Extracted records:
>>>

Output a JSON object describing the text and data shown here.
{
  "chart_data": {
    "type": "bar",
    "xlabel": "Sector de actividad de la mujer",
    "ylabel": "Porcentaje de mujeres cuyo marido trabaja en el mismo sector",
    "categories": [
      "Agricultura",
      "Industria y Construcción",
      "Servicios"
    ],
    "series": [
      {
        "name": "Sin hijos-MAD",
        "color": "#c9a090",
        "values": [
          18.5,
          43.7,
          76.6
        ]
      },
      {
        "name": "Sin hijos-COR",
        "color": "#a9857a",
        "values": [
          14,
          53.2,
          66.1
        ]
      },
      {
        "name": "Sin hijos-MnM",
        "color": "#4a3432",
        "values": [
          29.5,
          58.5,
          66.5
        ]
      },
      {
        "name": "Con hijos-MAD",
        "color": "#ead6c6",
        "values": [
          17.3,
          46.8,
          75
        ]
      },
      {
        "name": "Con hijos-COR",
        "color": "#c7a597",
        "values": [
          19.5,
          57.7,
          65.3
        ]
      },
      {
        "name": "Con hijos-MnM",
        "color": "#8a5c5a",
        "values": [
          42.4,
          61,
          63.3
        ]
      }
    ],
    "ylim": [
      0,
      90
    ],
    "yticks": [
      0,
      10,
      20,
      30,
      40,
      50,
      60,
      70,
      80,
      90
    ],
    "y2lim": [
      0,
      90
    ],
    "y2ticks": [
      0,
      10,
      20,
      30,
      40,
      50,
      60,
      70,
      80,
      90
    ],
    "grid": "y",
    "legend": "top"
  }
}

<<<
>>>

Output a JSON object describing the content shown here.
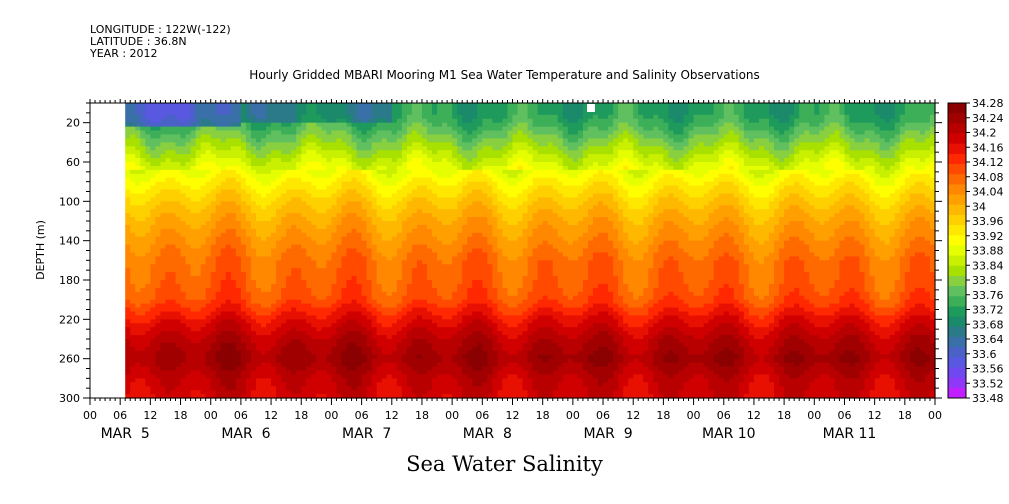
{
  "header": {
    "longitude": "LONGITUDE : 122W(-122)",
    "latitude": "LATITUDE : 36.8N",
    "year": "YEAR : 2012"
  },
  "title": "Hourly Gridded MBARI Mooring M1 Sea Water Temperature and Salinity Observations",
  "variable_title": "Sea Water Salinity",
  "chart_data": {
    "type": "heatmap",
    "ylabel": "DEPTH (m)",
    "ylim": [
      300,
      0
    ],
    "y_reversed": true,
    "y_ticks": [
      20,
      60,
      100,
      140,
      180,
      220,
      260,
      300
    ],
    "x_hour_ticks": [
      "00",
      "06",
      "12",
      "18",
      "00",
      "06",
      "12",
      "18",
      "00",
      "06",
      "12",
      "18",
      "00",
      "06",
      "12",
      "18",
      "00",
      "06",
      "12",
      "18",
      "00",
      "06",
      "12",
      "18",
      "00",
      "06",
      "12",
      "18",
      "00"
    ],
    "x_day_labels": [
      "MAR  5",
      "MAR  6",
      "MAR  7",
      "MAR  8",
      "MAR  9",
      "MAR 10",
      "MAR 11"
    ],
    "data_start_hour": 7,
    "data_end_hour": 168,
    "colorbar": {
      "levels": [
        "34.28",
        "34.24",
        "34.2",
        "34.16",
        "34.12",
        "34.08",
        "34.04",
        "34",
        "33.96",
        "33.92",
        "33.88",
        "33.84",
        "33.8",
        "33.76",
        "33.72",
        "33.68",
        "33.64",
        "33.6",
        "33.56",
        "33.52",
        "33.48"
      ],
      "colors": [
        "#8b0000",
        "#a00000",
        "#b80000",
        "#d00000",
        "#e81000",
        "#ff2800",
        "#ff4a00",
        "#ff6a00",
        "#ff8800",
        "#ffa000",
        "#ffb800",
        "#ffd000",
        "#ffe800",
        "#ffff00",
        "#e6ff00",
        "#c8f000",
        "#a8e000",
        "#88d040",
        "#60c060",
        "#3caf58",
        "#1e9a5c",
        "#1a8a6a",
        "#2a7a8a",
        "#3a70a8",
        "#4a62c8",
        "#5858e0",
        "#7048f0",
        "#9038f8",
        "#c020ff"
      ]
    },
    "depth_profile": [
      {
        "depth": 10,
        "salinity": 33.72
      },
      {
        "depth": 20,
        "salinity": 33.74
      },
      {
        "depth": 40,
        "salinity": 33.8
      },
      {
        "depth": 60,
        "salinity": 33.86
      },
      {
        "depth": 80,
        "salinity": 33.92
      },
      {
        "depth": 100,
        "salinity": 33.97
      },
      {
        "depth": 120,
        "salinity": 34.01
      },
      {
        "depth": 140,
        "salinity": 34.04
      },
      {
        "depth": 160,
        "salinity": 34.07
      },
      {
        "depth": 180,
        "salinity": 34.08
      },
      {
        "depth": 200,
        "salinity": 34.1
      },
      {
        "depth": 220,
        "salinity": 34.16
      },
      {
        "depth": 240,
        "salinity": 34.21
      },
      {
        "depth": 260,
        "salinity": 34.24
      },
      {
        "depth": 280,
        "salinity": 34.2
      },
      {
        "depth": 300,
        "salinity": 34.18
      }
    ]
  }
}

<<<

SHORT PROBLEM: Which lines in the listing above hold the word "name"? Show each of them.

EXERCISE RESULT:
        "name": "Sin hijos-MAD",
        "name": "Sin hijos-COR",
        "name": "Sin hijos-MnM",
        "name": "Con hijos-MAD",
        "name": "Con hijos-COR",
        "name": "Con hijos-MnM",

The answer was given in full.